Dataset excerpts:
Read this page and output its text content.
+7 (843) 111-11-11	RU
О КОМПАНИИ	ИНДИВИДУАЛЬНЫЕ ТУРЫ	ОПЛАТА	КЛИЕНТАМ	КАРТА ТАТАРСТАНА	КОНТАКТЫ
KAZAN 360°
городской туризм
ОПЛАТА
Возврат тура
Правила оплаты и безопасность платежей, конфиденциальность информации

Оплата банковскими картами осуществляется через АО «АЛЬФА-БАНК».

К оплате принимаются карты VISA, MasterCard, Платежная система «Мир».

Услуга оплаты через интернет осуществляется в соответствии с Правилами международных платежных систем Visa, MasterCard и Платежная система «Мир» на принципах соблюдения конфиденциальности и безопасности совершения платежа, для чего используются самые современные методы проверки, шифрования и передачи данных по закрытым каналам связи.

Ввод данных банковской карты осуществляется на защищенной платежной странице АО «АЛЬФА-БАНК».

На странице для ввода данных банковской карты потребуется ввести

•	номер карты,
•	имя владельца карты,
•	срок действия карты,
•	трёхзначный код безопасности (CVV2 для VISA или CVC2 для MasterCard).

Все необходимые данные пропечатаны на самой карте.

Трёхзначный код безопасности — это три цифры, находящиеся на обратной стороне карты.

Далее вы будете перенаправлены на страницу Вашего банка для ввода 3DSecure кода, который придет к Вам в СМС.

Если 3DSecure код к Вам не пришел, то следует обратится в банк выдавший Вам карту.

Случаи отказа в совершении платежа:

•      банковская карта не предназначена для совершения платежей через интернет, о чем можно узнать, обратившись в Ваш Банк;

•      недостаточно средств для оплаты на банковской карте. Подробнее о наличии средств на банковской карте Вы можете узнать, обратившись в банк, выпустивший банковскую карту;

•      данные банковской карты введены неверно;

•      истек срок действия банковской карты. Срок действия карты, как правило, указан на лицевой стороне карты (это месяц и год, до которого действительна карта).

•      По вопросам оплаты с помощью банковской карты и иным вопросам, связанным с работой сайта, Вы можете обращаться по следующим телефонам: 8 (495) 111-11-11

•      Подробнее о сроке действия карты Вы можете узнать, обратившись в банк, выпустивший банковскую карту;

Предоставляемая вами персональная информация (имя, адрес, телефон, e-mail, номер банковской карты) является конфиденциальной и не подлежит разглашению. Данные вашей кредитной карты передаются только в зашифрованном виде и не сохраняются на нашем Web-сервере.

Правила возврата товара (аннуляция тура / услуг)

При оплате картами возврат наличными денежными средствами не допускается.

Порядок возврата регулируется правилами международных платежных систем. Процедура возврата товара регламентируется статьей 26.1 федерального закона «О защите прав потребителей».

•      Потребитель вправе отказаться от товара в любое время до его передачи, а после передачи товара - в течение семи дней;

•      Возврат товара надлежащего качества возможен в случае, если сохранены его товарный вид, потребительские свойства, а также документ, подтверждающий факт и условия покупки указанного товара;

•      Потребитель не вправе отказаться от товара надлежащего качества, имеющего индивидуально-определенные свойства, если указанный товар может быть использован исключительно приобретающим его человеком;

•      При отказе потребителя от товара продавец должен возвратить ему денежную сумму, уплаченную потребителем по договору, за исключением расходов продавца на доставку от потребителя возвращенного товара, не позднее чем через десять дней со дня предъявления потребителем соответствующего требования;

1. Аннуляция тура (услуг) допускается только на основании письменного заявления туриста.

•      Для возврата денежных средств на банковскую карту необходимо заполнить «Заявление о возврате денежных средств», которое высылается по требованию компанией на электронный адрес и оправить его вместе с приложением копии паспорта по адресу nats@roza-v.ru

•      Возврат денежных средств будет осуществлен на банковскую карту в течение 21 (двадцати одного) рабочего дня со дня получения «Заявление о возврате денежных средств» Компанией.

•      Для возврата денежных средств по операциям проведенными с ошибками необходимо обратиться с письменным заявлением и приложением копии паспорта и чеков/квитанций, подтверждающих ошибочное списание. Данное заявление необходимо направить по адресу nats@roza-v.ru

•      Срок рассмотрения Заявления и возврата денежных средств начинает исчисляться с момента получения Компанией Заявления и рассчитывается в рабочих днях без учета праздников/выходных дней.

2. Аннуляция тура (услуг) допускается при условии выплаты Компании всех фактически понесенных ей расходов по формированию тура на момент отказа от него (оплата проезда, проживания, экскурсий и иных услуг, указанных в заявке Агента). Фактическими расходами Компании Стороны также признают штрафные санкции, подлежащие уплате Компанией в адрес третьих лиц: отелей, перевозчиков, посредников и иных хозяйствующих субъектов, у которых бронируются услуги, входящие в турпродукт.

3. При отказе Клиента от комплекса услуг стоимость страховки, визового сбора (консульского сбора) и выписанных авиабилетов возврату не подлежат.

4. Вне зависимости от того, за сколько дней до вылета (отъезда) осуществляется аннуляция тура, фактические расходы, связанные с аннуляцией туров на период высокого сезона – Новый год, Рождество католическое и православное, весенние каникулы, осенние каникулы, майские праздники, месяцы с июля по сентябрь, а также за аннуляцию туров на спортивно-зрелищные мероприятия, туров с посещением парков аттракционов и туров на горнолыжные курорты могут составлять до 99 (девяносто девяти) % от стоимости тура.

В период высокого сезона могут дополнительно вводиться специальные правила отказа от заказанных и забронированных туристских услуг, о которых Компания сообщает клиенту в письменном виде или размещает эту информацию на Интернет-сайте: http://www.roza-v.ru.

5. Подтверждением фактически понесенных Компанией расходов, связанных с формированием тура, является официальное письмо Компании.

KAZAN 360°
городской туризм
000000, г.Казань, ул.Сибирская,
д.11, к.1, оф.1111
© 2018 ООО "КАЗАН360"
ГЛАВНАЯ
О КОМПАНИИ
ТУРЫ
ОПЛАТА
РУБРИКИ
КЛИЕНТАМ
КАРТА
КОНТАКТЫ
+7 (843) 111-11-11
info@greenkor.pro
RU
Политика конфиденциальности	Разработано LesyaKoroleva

Goal of the exercise: Pick out the lines that have the word "КОНТАКТЫ". Copy them all.

Output of the task:
О КОМПАНИИ	ИНДИВИДУАЛЬНЫЕ ТУРЫ	ОПЛАТА	КЛИЕНТАМ	КАРТА ТАТАРСТАНА	КОНТАКТЫ
КОНТАКТЫ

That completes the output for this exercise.